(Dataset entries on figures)
---------------
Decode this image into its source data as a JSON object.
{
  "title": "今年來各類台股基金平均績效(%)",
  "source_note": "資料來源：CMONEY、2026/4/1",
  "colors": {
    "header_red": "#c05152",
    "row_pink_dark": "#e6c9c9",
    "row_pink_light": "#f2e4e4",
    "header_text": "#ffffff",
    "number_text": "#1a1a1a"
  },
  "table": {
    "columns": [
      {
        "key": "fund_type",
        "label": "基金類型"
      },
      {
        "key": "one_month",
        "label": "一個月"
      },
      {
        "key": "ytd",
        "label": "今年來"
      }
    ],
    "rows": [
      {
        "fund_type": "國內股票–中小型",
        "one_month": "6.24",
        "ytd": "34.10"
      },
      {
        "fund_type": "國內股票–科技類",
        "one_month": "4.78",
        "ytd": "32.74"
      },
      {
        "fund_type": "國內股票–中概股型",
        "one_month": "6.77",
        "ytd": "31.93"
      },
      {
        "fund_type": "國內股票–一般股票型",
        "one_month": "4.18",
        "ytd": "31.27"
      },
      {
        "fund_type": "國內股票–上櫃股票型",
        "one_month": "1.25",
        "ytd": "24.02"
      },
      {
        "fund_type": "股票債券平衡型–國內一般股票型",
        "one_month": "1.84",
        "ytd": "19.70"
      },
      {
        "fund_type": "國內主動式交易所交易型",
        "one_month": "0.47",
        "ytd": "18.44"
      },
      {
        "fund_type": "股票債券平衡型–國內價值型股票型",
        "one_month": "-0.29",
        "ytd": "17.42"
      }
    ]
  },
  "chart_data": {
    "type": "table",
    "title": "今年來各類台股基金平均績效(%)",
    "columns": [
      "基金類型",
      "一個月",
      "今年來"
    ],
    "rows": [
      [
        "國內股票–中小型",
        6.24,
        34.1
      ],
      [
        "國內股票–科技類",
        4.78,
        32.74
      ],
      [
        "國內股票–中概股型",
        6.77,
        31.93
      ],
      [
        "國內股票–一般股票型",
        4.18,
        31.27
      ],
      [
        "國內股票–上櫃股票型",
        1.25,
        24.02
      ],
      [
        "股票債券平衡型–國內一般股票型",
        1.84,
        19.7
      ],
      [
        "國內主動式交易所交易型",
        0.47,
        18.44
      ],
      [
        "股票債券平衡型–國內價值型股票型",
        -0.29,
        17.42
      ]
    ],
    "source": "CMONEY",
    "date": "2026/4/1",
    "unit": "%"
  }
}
---------------
THE REQUEST: Scan the material above for the string "國內股票" and return the lines that hold it.

FINISHED TASK:
        "fund_type": "國內股票–中小型",
        "fund_type": "國內股票–科技類",
        "fund_type": "國內股票–中概股型",
        "fund_type": "國內股票–一般股票型",
        "fund_type": "國內股票–上櫃股票型",
        "國內股票–中小型",
        "國內股票–科技類",
        "國內股票–中概股型",
        "國內股票–一般股票型",
        "國內股票–上櫃股票型",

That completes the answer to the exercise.